TASK TO CARRY OUT
Below is a listing to write out in full, exactly as given, without its pictures.

-- start of STORED ROWS --

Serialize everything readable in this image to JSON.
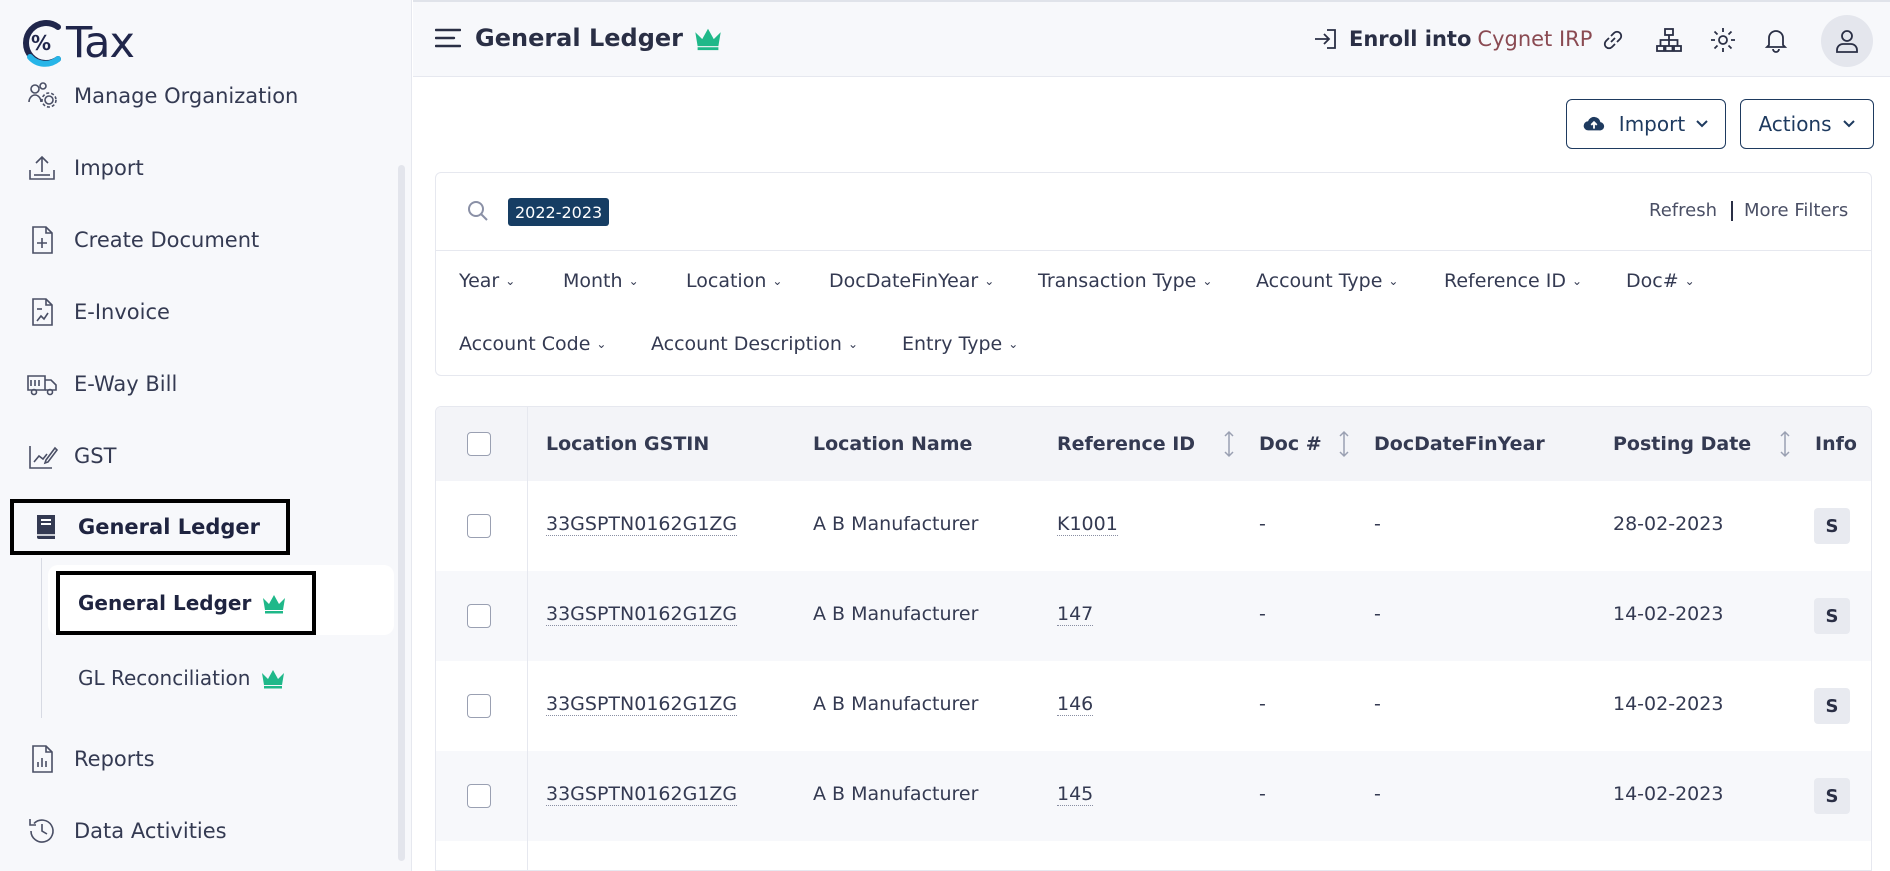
{
  "app": {
    "logo_text": "Tax"
  },
  "sidebar": {
    "items": [
      {
        "label": "Manage Organization",
        "icon": "org-gear-icon"
      },
      {
        "label": "Import",
        "icon": "upload-icon"
      },
      {
        "label": "Create Document",
        "icon": "document-plus-icon"
      },
      {
        "label": "E-Invoice",
        "icon": "invoice-icon"
      },
      {
        "label": "E-Way Bill",
        "icon": "truck-icon"
      },
      {
        "label": "GST",
        "icon": "chart-pen-icon"
      },
      {
        "label": "General Ledger",
        "icon": "book-icon"
      },
      {
        "label": "Reports",
        "icon": "report-icon"
      },
      {
        "label": "Data Activities",
        "icon": "history-icon"
      }
    ],
    "sub_items": [
      {
        "label": "General Ledger",
        "premium": true
      },
      {
        "label": "GL Reconciliation",
        "premium": true
      }
    ]
  },
  "header": {
    "title": "General Ledger",
    "enroll_label": "Enroll into",
    "enroll_brand": "Cygnet IRP"
  },
  "toolbar": {
    "import_label": "Import",
    "actions_label": "Actions"
  },
  "filters": {
    "chip": "2022-2023",
    "refresh_label": "Refresh",
    "more_label": "More Filters",
    "dropdowns": [
      "Year",
      "Month",
      "Location",
      "DocDateFinYear",
      "Transaction Type",
      "Account Type",
      "Reference ID",
      "Doc#",
      "Account Code",
      "Account Description",
      "Entry Type"
    ]
  },
  "table": {
    "columns": [
      "Location GSTIN",
      "Location Name",
      "Reference ID",
      "Doc #",
      "DocDateFinYear",
      "Posting Date",
      "Info"
    ],
    "rows": [
      {
        "gstin": "33GSPTN0162G1ZG",
        "name": "A B Manufacturer",
        "ref": "K1001",
        "doc": "-",
        "fin": "-",
        "date": "28-02-2023",
        "info": "S"
      },
      {
        "gstin": "33GSPTN0162G1ZG",
        "name": "A B Manufacturer",
        "ref": "147",
        "doc": "-",
        "fin": "-",
        "date": "14-02-2023",
        "info": "S"
      },
      {
        "gstin": "33GSPTN0162G1ZG",
        "name": "A B Manufacturer",
        "ref": "146",
        "doc": "-",
        "fin": "-",
        "date": "14-02-2023",
        "info": "S"
      },
      {
        "gstin": "33GSPTN0162G1ZG",
        "name": "A B Manufacturer",
        "ref": "145",
        "doc": "-",
        "fin": "-",
        "date": "14-02-2023",
        "info": "S"
      }
    ]
  },
  "colors": {
    "brand_navy": "#163d63",
    "crown_green": "#1fb889",
    "irp_red": "#8a4a52"
  }
}
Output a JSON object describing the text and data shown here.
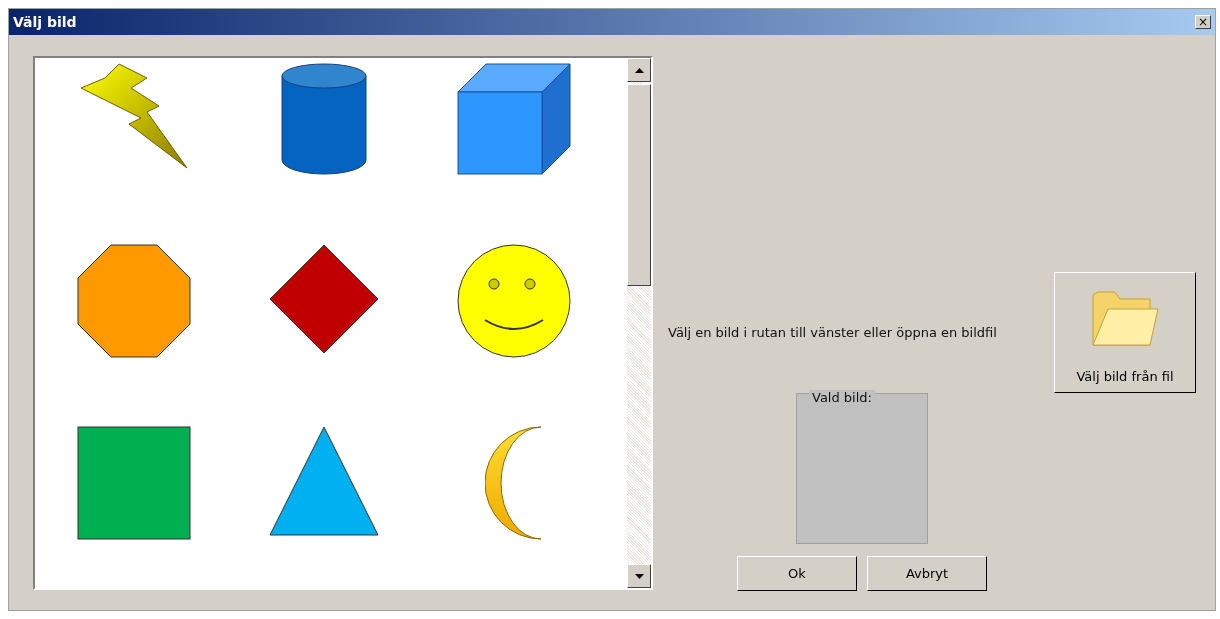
{
  "window": {
    "title": "Välj bild",
    "close_symbol": "×"
  },
  "images": [
    {
      "kind": "lightning"
    },
    {
      "kind": "cylinder"
    },
    {
      "kind": "cube"
    },
    {
      "kind": "octagon"
    },
    {
      "kind": "diamond"
    },
    {
      "kind": "smiley"
    },
    {
      "kind": "square"
    },
    {
      "kind": "triangle"
    },
    {
      "kind": "moon"
    }
  ],
  "instruction": "Välj en bild i rutan till vänster eller öppna en bildfil",
  "open_file_button": "Välj bild från fil",
  "selected_image": {
    "label": "Vald bild:"
  },
  "buttons": [
    "Ok",
    "Avbryt"
  ]
}
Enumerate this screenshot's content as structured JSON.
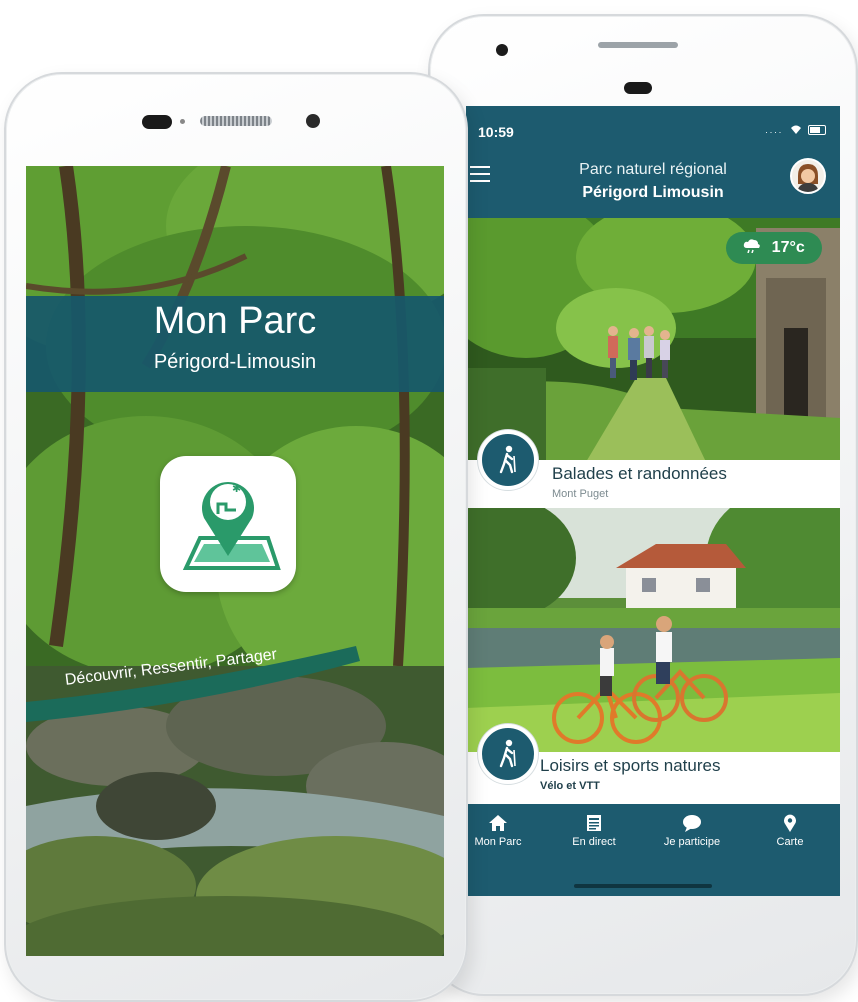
{
  "left_phone": {
    "title": "Mon Parc",
    "subtitle": "Périgord-Limousin",
    "tagline": "Découvrir, Ressentir, Partager",
    "icon": "map-pin-park-icon"
  },
  "right_phone": {
    "status_time": "10:59",
    "status_icons": "....",
    "header": {
      "line1": "Parc naturel régional",
      "line2": "Périgord Limousin"
    },
    "weather": {
      "icon": "cloud-rain-icon",
      "temperature": "17°c"
    },
    "cards": [
      {
        "title": "Balades et randonnées",
        "subtitle": "Mont Puget",
        "icon": "hiker-icon"
      },
      {
        "title": "Loisirs et sports natures",
        "subtitle": "Vélo et VTT",
        "icon": "hiker-icon"
      }
    ],
    "tabs": [
      {
        "label": "Mon Parc",
        "icon": "home-icon"
      },
      {
        "label": "En direct",
        "icon": "news-icon"
      },
      {
        "label": "Je participe",
        "icon": "chat-icon"
      },
      {
        "label": "Carte",
        "icon": "map-pin-icon"
      }
    ]
  },
  "colors": {
    "primary": "#1d5b6f",
    "accent_green": "#2e8b53",
    "banner_teal": "#17586a"
  }
}
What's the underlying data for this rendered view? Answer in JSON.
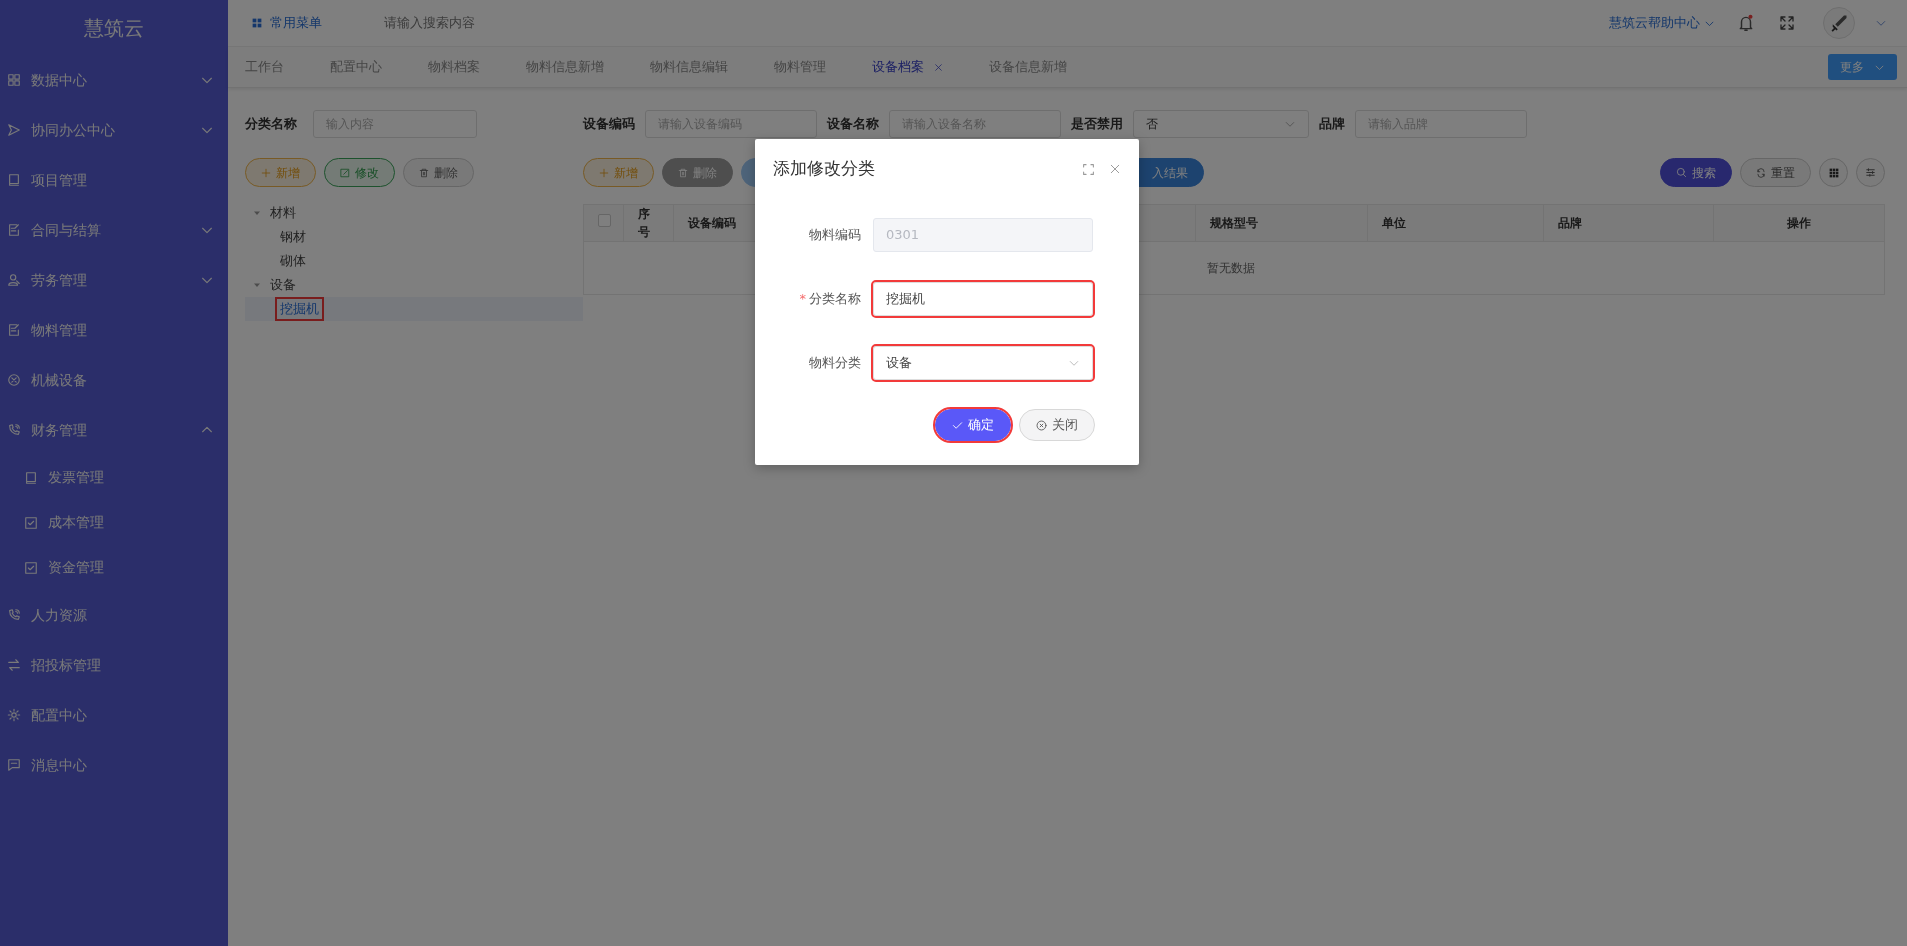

-- end of STORED ROWS --

ANSWER TO THE PROBLEM
Serialize everything readable in this image to JSON.
{
  "app": {
    "logo_text": "Tax"
  },
  "sidebar": {
    "items": [
      {
        "label": "Manage Organization",
        "icon": "org-gear-icon"
      },
      {
        "label": "Import",
        "icon": "upload-icon"
      },
      {
        "label": "Create Document",
        "icon": "document-plus-icon"
      },
      {
        "label": "E-Invoice",
        "icon": "invoice-icon"
      },
      {
        "label": "E-Way Bill",
        "icon": "truck-icon"
      },
      {
        "label": "GST",
        "icon": "chart-pen-icon"
      },
      {
        "label": "General Ledger",
        "icon": "book-icon"
      },
      {
        "label": "Reports",
        "icon": "report-icon"
      },
      {
        "label": "Data Activities",
        "icon": "history-icon"
      }
    ],
    "sub_items": [
      {
        "label": "General Ledger",
        "premium": true
      },
      {
        "label": "GL Reconciliation",
        "premium": true
      }
    ]
  },
  "header": {
    "title": "General Ledger",
    "enroll_label": "Enroll into",
    "enroll_brand": "Cygnet IRP"
  },
  "toolbar": {
    "import_label": "Import",
    "actions_label": "Actions"
  },
  "filters": {
    "chip": "2022-2023",
    "refresh_label": "Refresh",
    "more_label": "More Filters",
    "dropdowns": [
      "Year",
      "Month",
      "Location",
      "DocDateFinYear",
      "Transaction Type",
      "Account Type",
      "Reference ID",
      "Doc#",
      "Account Code",
      "Account Description",
      "Entry Type"
    ]
  },
  "table": {
    "columns": [
      "Location GSTIN",
      "Location Name",
      "Reference ID",
      "Doc #",
      "DocDateFinYear",
      "Posting Date",
      "Info"
    ],
    "rows": [
      {
        "gstin": "33GSPTN0162G1ZG",
        "name": "A B Manufacturer",
        "ref": "K1001",
        "doc": "-",
        "fin": "-",
        "date": "28-02-2023",
        "info": "S"
      },
      {
        "gstin": "33GSPTN0162G1ZG",
        "name": "A B Manufacturer",
        "ref": "147",
        "doc": "-",
        "fin": "-",
        "date": "14-02-2023",
        "info": "S"
      },
      {
        "gstin": "33GSPTN0162G1ZG",
        "name": "A B Manufacturer",
        "ref": "146",
        "doc": "-",
        "fin": "-",
        "date": "14-02-2023",
        "info": "S"
      },
      {
        "gstin": "33GSPTN0162G1ZG",
        "name": "A B Manufacturer",
        "ref": "145",
        "doc": "-",
        "fin": "-",
        "date": "14-02-2023",
        "info": "S"
      }
    ]
  },
  "colors": {
    "brand_navy": "#163d63",
    "crown_green": "#1fb889",
    "irp_red": "#8a4a52"
  }
}
Output a JSON object describing the text and data shown here.
{
  "window": {
    "title": "Välj bild",
    "close_symbol": "×"
  },
  "images": [
    {
      "kind": "lightning"
    },
    {
      "kind": "cylinder"
    },
    {
      "kind": "cube"
    },
    {
      "kind": "octagon"
    },
    {
      "kind": "diamond"
    },
    {
      "kind": "smiley"
    },
    {
      "kind": "square"
    },
    {
      "kind": "triangle"
    },
    {
      "kind": "moon"
    }
  ],
  "instruction": "Välj en bild i rutan till vänster eller öppna en bildfil",
  "open_file_button": "Välj bild från fil",
  "selected_image": {
    "label": "Vald bild:"
  },
  "buttons": [
    "Ok",
    "Avbryt"
  ]
}
Enumerate this screenshot's content as structured JSON.
{
  "left_phone": {
    "title": "Mon Parc",
    "subtitle": "Périgord-Limousin",
    "tagline": "Découvrir, Ressentir, Partager",
    "icon": "map-pin-park-icon"
  },
  "right_phone": {
    "status_time": "10:59",
    "status_icons": "....",
    "header": {
      "line1": "Parc naturel régional",
      "line2": "Périgord Limousin"
    },
    "weather": {
      "icon": "cloud-rain-icon",
      "temperature": "17°c"
    },
    "cards": [
      {
        "title": "Balades et randonnées",
        "subtitle": "Mont Puget",
        "icon": "hiker-icon"
      },
      {
        "title": "Loisirs et sports natures",
        "subtitle": "Vélo et VTT",
        "icon": "hiker-icon"
      }
    ],
    "tabs": [
      {
        "label": "Mon Parc",
        "icon": "home-icon"
      },
      {
        "label": "En direct",
        "icon": "news-icon"
      },
      {
        "label": "Je participe",
        "icon": "chat-icon"
      },
      {
        "label": "Carte",
        "icon": "map-pin-icon"
      }
    ]
  },
  "colors": {
    "primary": "#1d5b6f",
    "accent_green": "#2e8b53",
    "banner_teal": "#17586a"
  }
}
What's the underlying data for this rendered view? Answer in JSON.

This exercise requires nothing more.